» Task brief: Each line that holds the word "leaving" should be returned.

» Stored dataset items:
···

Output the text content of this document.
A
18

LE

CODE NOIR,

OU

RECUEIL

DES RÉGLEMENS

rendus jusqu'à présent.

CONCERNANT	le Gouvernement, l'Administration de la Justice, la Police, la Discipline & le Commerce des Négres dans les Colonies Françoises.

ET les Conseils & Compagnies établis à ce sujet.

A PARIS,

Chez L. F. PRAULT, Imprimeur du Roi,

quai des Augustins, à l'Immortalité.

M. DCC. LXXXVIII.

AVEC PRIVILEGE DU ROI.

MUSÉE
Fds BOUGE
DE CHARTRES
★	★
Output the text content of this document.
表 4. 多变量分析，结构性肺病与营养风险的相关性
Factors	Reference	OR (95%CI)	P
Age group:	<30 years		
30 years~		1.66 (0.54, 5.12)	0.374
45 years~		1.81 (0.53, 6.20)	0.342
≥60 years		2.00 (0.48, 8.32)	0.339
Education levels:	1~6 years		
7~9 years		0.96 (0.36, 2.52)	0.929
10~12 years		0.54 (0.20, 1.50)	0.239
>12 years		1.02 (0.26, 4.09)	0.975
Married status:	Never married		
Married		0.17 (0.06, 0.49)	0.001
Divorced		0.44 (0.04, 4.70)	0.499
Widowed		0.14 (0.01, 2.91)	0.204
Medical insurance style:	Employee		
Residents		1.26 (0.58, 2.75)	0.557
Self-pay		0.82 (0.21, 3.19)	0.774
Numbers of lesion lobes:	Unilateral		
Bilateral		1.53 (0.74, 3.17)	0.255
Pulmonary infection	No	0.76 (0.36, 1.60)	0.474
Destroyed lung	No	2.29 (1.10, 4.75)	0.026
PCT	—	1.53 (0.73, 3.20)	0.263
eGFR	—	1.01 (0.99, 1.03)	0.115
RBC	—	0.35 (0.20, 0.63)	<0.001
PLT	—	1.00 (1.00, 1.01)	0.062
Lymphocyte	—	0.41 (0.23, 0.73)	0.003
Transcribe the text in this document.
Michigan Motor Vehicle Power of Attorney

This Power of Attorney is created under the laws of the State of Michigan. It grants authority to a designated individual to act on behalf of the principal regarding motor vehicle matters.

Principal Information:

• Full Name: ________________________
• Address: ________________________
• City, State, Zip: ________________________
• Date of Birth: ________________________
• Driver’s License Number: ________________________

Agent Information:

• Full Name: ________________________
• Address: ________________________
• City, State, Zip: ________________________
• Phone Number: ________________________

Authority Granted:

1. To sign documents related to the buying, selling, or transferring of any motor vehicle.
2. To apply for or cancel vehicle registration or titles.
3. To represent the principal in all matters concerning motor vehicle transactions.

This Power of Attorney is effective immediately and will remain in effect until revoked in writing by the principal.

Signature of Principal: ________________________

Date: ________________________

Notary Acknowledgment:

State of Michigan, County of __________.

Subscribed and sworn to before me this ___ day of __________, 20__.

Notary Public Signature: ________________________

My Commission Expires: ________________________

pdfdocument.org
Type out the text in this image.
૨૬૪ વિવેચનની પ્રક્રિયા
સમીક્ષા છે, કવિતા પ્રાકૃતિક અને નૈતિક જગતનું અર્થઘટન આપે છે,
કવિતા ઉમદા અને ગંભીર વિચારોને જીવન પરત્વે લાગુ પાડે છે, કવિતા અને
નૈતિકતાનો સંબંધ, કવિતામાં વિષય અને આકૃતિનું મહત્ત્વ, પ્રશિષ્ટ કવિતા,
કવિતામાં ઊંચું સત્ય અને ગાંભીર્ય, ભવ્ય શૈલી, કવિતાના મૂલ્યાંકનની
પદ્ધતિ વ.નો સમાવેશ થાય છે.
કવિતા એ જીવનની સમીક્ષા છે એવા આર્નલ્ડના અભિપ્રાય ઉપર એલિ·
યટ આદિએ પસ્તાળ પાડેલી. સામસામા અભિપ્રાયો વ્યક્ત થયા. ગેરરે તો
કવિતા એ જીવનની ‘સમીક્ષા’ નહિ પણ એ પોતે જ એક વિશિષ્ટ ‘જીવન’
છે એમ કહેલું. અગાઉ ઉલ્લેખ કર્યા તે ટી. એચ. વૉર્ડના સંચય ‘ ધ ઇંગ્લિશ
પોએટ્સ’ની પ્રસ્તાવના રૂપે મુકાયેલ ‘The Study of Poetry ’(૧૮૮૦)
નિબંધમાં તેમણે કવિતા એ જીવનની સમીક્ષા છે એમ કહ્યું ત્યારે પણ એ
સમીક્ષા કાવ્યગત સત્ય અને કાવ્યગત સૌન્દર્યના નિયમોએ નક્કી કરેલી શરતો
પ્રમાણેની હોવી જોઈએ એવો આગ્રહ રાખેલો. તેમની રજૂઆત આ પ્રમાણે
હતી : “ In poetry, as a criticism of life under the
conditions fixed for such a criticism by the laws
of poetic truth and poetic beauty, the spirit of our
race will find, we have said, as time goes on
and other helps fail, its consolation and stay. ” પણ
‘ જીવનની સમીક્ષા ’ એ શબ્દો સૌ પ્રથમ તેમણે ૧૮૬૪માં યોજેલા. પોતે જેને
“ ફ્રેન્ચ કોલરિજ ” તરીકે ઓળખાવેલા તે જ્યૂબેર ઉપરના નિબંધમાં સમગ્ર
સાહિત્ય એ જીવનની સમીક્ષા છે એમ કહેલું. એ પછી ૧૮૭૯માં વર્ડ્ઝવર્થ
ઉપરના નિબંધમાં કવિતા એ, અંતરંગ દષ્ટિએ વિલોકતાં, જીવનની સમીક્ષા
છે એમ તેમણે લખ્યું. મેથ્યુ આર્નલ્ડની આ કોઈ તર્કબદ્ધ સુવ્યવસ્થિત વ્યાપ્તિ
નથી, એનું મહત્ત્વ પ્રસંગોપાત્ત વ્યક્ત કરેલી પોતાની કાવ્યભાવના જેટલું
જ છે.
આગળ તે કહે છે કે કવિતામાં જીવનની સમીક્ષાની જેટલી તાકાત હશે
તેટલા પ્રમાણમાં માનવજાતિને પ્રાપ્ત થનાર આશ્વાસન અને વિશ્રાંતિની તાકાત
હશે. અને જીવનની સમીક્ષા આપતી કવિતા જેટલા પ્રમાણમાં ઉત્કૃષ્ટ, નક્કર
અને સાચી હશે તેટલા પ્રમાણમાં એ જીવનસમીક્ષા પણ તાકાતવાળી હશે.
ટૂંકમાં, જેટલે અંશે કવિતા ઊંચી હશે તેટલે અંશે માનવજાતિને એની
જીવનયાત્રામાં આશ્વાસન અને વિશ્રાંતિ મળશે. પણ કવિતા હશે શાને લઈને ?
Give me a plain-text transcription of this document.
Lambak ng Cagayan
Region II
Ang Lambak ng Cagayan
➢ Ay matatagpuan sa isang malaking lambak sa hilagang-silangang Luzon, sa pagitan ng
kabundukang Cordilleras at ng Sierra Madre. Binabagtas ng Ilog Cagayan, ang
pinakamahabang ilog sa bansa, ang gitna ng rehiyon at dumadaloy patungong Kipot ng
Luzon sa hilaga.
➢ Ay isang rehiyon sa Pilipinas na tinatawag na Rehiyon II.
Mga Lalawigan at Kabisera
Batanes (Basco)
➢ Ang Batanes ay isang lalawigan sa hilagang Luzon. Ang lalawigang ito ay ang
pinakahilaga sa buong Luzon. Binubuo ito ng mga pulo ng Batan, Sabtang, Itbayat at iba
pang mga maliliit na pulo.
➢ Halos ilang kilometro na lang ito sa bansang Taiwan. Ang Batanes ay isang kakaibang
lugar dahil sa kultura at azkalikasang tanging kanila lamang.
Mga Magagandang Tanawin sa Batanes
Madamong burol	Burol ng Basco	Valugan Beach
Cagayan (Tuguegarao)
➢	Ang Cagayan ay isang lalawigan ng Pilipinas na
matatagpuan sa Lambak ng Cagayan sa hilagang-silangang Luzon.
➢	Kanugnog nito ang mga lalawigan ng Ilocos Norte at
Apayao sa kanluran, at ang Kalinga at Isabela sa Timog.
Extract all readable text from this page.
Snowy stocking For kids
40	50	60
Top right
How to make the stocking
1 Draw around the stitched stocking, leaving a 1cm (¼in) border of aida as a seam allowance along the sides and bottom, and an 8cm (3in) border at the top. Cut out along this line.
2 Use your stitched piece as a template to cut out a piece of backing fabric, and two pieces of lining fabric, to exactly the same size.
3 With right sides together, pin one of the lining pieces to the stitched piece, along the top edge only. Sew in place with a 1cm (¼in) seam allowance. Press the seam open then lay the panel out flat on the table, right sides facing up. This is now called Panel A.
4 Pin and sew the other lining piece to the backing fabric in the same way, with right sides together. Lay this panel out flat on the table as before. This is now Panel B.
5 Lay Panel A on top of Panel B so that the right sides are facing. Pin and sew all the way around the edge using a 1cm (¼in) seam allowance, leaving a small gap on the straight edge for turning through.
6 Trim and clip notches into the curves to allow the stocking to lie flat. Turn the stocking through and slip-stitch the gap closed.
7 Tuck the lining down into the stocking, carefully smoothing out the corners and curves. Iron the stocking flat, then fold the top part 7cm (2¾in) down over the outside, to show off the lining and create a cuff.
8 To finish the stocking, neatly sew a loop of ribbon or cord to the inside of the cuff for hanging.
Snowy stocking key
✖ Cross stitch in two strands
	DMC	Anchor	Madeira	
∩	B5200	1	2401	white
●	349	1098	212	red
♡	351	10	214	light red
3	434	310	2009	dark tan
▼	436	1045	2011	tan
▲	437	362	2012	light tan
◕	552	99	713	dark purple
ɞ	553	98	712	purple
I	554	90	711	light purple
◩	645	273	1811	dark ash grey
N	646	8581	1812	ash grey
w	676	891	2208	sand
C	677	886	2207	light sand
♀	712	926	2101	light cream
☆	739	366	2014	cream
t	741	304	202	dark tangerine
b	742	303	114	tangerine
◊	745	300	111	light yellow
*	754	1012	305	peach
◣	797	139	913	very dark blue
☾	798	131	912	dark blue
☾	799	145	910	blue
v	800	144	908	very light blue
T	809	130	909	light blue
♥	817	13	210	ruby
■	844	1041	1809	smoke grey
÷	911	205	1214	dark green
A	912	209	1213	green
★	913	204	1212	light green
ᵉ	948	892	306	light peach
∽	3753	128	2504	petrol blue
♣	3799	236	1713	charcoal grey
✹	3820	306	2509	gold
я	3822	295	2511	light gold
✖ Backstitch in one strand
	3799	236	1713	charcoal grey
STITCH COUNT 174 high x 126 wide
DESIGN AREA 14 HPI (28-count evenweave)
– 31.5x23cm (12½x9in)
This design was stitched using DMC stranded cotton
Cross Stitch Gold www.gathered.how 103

···

» Complete response:
1 Draw around the stitched stocking, leaving a 1cm (¼in) border of aida as a seam allowance along the sides and bottom, and an 8cm (3in) border at the top. Cut out along this line.
5 Lay Panel A on top of Panel B so that the right sides are facing. Pin and sew all the way around the edge using a 1cm (¼in) seam allowance, leaving a small gap on the straight edge for turning through.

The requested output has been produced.